» **Task instructions**
Print the data exactly, leaving nothing out.

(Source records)
· · ·

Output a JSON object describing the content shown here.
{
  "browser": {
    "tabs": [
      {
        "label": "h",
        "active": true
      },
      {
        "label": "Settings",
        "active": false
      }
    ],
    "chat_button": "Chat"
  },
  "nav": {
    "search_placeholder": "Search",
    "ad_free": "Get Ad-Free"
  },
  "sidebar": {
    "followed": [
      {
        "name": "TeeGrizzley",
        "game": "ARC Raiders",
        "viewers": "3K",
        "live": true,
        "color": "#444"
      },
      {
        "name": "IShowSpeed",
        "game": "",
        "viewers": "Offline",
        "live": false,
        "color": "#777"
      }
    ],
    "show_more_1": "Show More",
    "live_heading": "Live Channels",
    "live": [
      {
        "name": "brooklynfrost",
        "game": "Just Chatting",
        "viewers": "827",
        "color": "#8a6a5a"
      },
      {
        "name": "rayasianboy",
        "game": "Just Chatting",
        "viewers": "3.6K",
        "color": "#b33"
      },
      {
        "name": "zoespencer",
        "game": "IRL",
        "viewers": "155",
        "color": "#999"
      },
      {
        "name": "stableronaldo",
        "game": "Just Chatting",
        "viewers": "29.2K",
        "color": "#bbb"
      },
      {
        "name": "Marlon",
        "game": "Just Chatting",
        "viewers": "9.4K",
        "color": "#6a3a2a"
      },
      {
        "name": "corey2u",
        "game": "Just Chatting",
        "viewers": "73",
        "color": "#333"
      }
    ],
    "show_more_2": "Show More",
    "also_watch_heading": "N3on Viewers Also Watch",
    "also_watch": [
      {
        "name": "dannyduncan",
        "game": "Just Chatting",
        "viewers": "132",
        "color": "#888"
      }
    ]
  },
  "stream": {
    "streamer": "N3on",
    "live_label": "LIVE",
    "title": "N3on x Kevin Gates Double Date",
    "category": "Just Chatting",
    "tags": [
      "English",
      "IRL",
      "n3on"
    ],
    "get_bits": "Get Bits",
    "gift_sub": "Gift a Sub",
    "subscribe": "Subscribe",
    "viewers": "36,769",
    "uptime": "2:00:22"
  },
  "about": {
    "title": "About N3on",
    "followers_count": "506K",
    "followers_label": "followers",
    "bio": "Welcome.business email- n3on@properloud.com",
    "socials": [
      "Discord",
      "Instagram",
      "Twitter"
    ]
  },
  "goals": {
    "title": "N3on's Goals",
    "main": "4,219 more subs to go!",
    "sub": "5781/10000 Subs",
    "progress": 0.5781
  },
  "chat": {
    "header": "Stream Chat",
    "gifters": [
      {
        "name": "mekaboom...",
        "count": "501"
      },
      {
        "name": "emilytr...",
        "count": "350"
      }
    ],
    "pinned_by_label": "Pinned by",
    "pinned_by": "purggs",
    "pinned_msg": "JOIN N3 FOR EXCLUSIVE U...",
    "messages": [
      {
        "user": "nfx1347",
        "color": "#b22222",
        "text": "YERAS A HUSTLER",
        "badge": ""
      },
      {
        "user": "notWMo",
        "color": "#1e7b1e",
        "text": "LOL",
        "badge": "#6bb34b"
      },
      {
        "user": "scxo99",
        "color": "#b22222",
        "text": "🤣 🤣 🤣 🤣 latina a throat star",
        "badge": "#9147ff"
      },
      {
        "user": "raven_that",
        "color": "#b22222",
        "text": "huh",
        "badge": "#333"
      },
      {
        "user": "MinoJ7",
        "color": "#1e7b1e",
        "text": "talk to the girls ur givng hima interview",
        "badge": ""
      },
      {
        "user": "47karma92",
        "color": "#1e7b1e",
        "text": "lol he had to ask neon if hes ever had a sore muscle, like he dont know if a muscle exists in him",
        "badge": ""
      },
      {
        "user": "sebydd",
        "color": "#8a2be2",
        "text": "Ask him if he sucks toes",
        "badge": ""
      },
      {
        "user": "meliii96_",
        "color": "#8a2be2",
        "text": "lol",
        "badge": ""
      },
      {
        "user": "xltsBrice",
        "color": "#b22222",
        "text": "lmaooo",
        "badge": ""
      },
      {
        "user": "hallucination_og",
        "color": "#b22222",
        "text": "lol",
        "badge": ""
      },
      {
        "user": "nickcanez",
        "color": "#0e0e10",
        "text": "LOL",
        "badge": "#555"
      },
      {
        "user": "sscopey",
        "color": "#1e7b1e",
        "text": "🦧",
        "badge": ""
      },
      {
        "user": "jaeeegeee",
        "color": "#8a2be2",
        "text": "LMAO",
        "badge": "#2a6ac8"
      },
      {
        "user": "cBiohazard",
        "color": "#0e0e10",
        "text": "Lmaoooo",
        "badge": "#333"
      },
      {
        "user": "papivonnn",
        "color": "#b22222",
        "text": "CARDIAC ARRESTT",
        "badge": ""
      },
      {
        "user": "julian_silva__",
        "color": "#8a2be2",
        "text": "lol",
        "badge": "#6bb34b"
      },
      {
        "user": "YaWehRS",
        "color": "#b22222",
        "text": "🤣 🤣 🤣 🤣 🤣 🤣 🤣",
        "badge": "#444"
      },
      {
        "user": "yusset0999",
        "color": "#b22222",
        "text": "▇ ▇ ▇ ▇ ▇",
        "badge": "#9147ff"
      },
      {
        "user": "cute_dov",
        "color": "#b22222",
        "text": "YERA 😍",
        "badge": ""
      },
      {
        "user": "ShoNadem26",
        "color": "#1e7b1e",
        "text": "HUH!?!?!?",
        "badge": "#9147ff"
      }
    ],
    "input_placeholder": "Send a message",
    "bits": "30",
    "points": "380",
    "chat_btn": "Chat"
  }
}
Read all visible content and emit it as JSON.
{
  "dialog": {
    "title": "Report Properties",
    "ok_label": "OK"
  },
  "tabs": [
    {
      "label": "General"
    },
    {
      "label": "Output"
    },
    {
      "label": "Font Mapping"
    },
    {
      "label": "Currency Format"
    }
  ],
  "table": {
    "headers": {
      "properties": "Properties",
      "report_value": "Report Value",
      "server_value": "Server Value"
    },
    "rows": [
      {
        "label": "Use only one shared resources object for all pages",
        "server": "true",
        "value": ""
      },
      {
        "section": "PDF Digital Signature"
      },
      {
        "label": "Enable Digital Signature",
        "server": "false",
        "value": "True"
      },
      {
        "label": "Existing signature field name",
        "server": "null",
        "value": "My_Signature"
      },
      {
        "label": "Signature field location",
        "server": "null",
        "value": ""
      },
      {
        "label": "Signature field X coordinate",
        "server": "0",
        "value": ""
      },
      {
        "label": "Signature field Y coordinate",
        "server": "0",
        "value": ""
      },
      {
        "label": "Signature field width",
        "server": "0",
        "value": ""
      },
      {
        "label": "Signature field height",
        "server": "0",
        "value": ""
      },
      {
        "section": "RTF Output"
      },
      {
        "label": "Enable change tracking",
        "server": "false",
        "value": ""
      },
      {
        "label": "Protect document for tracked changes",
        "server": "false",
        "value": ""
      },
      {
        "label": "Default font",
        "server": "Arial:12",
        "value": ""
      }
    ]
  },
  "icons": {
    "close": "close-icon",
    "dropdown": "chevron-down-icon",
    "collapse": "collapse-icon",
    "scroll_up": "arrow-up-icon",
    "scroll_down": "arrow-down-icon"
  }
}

· · ·

» **Exercise result**
Output a JSON object describing the content shown here.
{
  "browser": {
    "tabs": [
      {
        "label": "h",
        "active": true
      },
      {
        "label": "Settings",
        "active": false
      }
    ],
    "chat_button": "Chat"
  },
  "nav": {
    "search_placeholder": "Search",
    "ad_free": "Get Ad-Free"
  },
  "sidebar": {
    "followed": [
      {
        "name": "TeeGrizzley",
        "game": "ARC Raiders",
        "viewers": "3K",
        "live": true,
        "color": "#444"
      },
      {
        "name": "IShowSpeed",
        "game": "",
        "viewers": "Offline",
        "live": false,
        "color": "#777"
      }
    ],
    "show_more_1": "Show More",
    "live_heading": "Live Channels",
    "live": [
      {
        "name": "brooklynfrost",
        "game": "Just Chatting",
        "viewers": "827",
        "color": "#8a6a5a"
      },
      {
        "name": "rayasianboy",
        "game": "Just Chatting",
        "viewers": "3.6K",
        "color": "#b33"
      },
      {
        "name": "zoespencer",
        "game": "IRL",
        "viewers": "155",
        "color": "#999"
      },
      {
        "name": "stableronaldo",
        "game": "Just Chatting",
        "viewers": "29.2K",
        "color": "#bbb"
      },
      {
        "name": "Marlon",
        "game": "Just Chatting",
        "viewers": "9.4K",
        "color": "#6a3a2a"
      },
      {
        "name": "corey2u",
        "game": "Just Chatting",
        "viewers": "73",
        "color": "#333"
      }
    ],
    "show_more_2": "Show More",
    "also_watch_heading": "N3on Viewers Also Watch",
    "also_watch": [
      {
        "name": "dannyduncan",
        "game": "Just Chatting",
        "viewers": "132",
        "color": "#888"
      }
    ]
  },
  "stream": {
    "streamer": "N3on",
    "live_label": "LIVE",
    "title": "N3on x Kevin Gates Double Date",
    "category": "Just Chatting",
    "tags": [
      "English",
      "IRL",
      "n3on"
    ],
    "get_bits": "Get Bits",
    "gift_sub": "Gift a Sub",
    "subscribe": "Subscribe",
    "viewers": "36,769",
    "uptime": "2:00:22"
  },
  "about": {
    "title": "About N3on",
    "followers_count": "506K",
    "followers_label": "followers",
    "bio": "Welcome.business email- n3on@properloud.com",
    "socials": [
      "Discord",
      "Instagram",
      "Twitter"
    ]
  },
  "goals": {
    "title": "N3on's Goals",
    "main": "4,219 more subs to go!",
    "sub": "5781/10000 Subs",
    "progress": 0.5781
  },
  "chat": {
    "header": "Stream Chat",
    "gifters": [
      {
        "name": "mekaboom...",
        "count": "501"
      },
      {
        "name": "emilytr...",
        "count": "350"
      }
    ],
    "pinned_by_label": "Pinned by",
    "pinned_by": "purggs",
    "pinned_msg": "JOIN N3 FOR EXCLUSIVE U...",
    "messages": [
      {
        "user": "nfx1347",
        "color": "#b22222",
        "text": "YERAS A HUSTLER",
        "badge": ""
      },
      {
        "user": "notWMo",
        "color": "#1e7b1e",
        "text": "LOL",
        "badge": "#6bb34b"
      },
      {
        "user": "scxo99",
        "color": "#b22222",
        "text": "🤣 🤣 🤣 🤣 latina a throat star",
        "badge": "#9147ff"
      },
      {
        "user": "raven_that",
        "color": "#b22222",
        "text": "huh",
        "badge": "#333"
      },
      {
        "user": "MinoJ7",
        "color": "#1e7b1e",
        "text": "talk to the girls ur givng hima interview",
        "badge": ""
      },
      {
        "user": "47karma92",
        "color": "#1e7b1e",
        "text": "lol he had to ask neon if hes ever had a sore muscle, like he dont know if a muscle exists in him",
        "badge": ""
      },
      {
        "user": "sebydd",
        "color": "#8a2be2",
        "text": "Ask him if he sucks toes",
        "badge": ""
      },
      {
        "user": "meliii96_",
        "color": "#8a2be2",
        "text": "lol",
        "badge": ""
      },
      {
        "user": "xltsBrice",
        "color": "#b22222",
        "text": "lmaooo",
        "badge": ""
      },
      {
        "user": "hallucination_og",
        "color": "#b22222",
        "text": "lol",
        "badge": ""
      },
      {
        "user": "nickcanez",
        "color": "#0e0e10",
        "text": "LOL",
        "badge": "#555"
      },
      {
        "user": "sscopey",
        "color": "#1e7b1e",
        "text": "🦧",
        "badge": ""
      },
      {
        "user": "jaeeegeee",
        "color": "#8a2be2",
        "text": "LMAO",
        "badge": "#2a6ac8"
      },
      {
        "user": "cBiohazard",
        "color": "#0e0e10",
        "text": "Lmaoooo",
        "badge": "#333"
      },
      {
        "user": "papivonnn",
        "color": "#b22222",
        "text": "CARDIAC ARRESTT",
        "badge": ""
      },
      {
        "user": "julian_silva__",
        "color": "#8a2be2",
        "text": "lol",
        "badge": "#6bb34b"
      },
      {
        "user": "YaWehRS",
        "color": "#b22222",
        "text": "🤣 🤣 🤣 🤣 🤣 🤣 🤣",
        "badge": "#444"
      },
      {
        "user": "yusset0999",
        "color": "#b22222",
        "text": "▇ ▇ ▇ ▇ ▇",
        "badge": "#9147ff"
      },
      {
        "user": "cute_dov",
        "color": "#b22222",
        "text": "YERA 😍",
        "badge": ""
      },
      {
        "user": "ShoNadem26",
        "color": "#1e7b1e",
        "text": "HUH!?!?!?",
        "badge": "#9147ff"
      }
    ],
    "input_placeholder": "Send a message",
    "bits": "30",
    "points": "380",
    "chat_btn": "Chat"
  }
}
Read all visible content and emit it as JSON.
{
  "dialog": {
    "title": "Report Properties",
    "ok_label": "OK"
  },
  "tabs": [
    {
      "label": "General"
    },
    {
      "label": "Output"
    },
    {
      "label": "Font Mapping"
    },
    {
      "label": "Currency Format"
    }
  ],
  "table": {
    "headers": {
      "properties": "Properties",
      "report_value": "Report Value",
      "server_value": "Server Value"
    },
    "rows": [
      {
        "label": "Use only one shared resources object for all pages",
        "server": "true",
        "value": ""
      },
      {
        "section": "PDF Digital Signature"
      },
      {
        "label": "Enable Digital Signature",
        "server": "false",
        "value": "True"
      },
      {
        "label": "Existing signature field name",
        "server": "null",
        "value": "My_Signature"
      },
      {
        "label": "Signature field location",
        "server": "null",
        "value": ""
      },
      {
        "label": "Signature field X coordinate",
        "server": "0",
        "value": ""
      },
      {
        "label": "Signature field Y coordinate",
        "server": "0",
        "value": ""
      },
      {
        "label": "Signature field width",
        "server": "0",
        "value": ""
      },
      {
        "label": "Signature field height",
        "server": "0",
        "value": ""
      },
      {
        "section": "RTF Output"
      },
      {
        "label": "Enable change tracking",
        "server": "false",
        "value": ""
      },
      {
        "label": "Protect document for tracked changes",
        "server": "false",
        "value": ""
      },
      {
        "label": "Default font",
        "server": "Arial:12",
        "value": ""
      }
    ]
  },
  "icons": {
    "close": "close-icon",
    "dropdown": "chevron-down-icon",
    "collapse": "collapse-icon",
    "scroll_up": "arrow-up-icon",
    "scroll_down": "arrow-down-icon"
  }
}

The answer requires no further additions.